EXCERPT ▸

Organic Norms (IFOAM)
What is Organic Agriculture?
The International Federation of Organic Agriculture Movements IFOAM (www.ifoam.org) defines organic agriculture as follows (IFOAM, 2009):
Organic agriculture is a production system that sustains the health of soils, ecosystems and people. It relies on ecological processes, biodiversity and cycles adapted to local conditions, rather than the use of inputs with adverse effects. Organic agriculture combines tradition, innovation and science to benefit the shared environment and promote fair relationships and a good quality of life for all involved.
Thus, organic farming is based on a number of objectives and principles designed to minimise the human impact on the environment, while ensuring the agricultural systems operate as naturally as possible. Furthermore, organic farming is also part of a larger supply chain, which encompasses food processing, distribution and retailing sectors (Lampkin, 1990; IFOAM, 2006).
- Absolute prohibition of the use of genetically modified organisms.
- Wide crop rotation as a prerequisite for an efficient use of on-site resources.
- Taking advantage of on-site resources, such as livestock manure for fertiliser or feed produced on the farm.
- Choosing plant and animal species that are resistant to diseases and adapted to local conditions.
- Raising livestock in free-range, open-air systems and providing them with organic feed.
- Using animal husbandry practices appropriate to different livestock species.
In 2009 approximately 37 million hectares were managed organically worldwide, this amounts to 0.85% of the total agricultural land. From 1999 to 2009 the organically managed land area increased by 300%, with Latin America and Europe showing the highest increase in the past years (+34% and +22% respectively between 2007 and 2009). Oceania has one third (33%) of the global organic agricultural land comprising mostly of pastures, followed by Europe (25%), which has the largest share of crop land and Latin America (23%). Africa is the continent with the most organic producers (40% of 1.4 million producers), which are mostly organized in smallholder grower groups, followed by Asia (28%). Within the period of 1999 and 2009, the numbers of organic producers rose from 0.2 to 1.8 million worldwide. Key crops in organic agriculture are cereals, followed by coffee, olives, cocoa, vegetables and nuts. The main markets for organic produce are North America (48.1%) and Europe (47.9%) (Willer and Kilcher, 2010, 2011).
What is IFOAM Basic Standards
The International Federation of Organic Agriculture Movements (IFOAM) has produced a set of international organic standards, laid down by people from many countries. These give guidelines about what organic farming is and how it should be practised on the farm.
International standards are also used to help countries set their own standards, which take into account different farming systems. Many countries have an organic standards authority which lays down national standards and awards a symbol to farms which have followed the standards. This symbol then allows farmers to market certified organic produce. This is important, as it ensures that people know that the food which they buy is organic.
The IFOAM norms cover a wide range of products including crop production, livestock, wild products, processing, fiber processing, and aquaculture among others.
|Some important requirements of the IFOAM Basic Standards referring to animal husbandry|
|© IFOAM Training Manual for Organic Farming in the Tropics|
There is a range of standards regulating the management, shedding, feeding, veterinary treatment, breeding, purchase, transport, and slaughter of farm animals in detail. Some of the most important standard requirements are listed on the side.

EXERCISE DATA ▸
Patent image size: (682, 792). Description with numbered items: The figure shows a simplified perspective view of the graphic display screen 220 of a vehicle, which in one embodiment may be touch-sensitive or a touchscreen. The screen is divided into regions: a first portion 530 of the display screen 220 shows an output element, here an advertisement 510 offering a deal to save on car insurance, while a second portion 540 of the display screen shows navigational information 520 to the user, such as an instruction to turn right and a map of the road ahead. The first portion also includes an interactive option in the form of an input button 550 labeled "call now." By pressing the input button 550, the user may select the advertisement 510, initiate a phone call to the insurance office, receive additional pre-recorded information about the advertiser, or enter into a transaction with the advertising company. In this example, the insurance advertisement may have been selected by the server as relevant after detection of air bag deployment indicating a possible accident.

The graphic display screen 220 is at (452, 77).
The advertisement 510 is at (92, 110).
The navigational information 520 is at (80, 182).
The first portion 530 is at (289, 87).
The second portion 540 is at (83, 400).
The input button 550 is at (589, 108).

TO DO ▸
a: In the organic agriculture text, reproduce the passage from "- Absolute prohibition" up to and including "to local conditions.", replacing "on-site resources" with "farm resources".
b: Answer yes or no for whether each statement agrees with the organic agriculture text, and quote the words that decide it: (i) Oceania holds the largest share of global organic agricultural land. (ii) Asia is the continent with the most organic producers. (iii) The IFOAM norms cover aquaculture.

WRITTEN ANSWERS ▸
a:
- Absolute prohibition of the use of genetically modified organisms.
- Wide crop rotation as a prerequisite for an efficient use of farm resources.
- Taking advantage of farm resources, such as livestock manure for fertiliser or feed produced on the farm.
- Choosing plant and animal species that are resistant to diseases and adapted to local conditions.

b:
(i) Yes: "Oceania has one third (33%) of the global organic agricultural land comprising mostly of pastures, followed by Europe (25%)"
(ii) No: "Africa is the continent with the most organic producers (40% of 1.4 million producers)"
(iii) Yes: "The IFOAM norms cover a wide range of products including crop production, livestock, wild products, processing, fiber processing, and aquaculture among others."